## What the task requires
Read the records below and copy each line that contains "Заявки".

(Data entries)
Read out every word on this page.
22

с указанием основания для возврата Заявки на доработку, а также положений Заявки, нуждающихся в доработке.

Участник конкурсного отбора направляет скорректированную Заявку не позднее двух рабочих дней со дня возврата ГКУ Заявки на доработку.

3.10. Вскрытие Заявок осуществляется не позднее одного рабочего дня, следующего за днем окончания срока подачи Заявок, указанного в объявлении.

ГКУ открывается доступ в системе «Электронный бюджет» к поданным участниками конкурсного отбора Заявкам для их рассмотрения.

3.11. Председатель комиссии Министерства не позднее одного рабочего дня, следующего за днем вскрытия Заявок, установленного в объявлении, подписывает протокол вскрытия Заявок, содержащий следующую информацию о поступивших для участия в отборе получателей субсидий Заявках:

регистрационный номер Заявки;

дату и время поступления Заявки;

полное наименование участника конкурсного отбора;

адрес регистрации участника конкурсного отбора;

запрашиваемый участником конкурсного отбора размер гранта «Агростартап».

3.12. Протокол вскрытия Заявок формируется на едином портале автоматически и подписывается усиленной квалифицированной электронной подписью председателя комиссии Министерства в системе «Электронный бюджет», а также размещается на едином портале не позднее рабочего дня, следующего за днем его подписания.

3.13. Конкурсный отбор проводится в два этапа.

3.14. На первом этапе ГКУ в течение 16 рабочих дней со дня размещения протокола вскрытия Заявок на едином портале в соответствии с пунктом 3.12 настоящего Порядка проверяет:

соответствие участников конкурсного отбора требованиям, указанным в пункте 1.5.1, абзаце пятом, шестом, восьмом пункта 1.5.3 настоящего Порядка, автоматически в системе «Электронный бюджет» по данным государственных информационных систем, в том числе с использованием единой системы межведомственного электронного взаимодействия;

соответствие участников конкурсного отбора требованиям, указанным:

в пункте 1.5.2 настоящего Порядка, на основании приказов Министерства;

## Task solution
с указанием основания для возврата Заявки на доработку, а также положений Заявки, нуждающихся в доработке.
Участник конкурсного отбора направляет скорректированную Заявку не позднее двух рабочих дней со дня возврата ГКУ Заявки на доработку.
регистрационный номер Заявки;
дату и время поступления Заявки;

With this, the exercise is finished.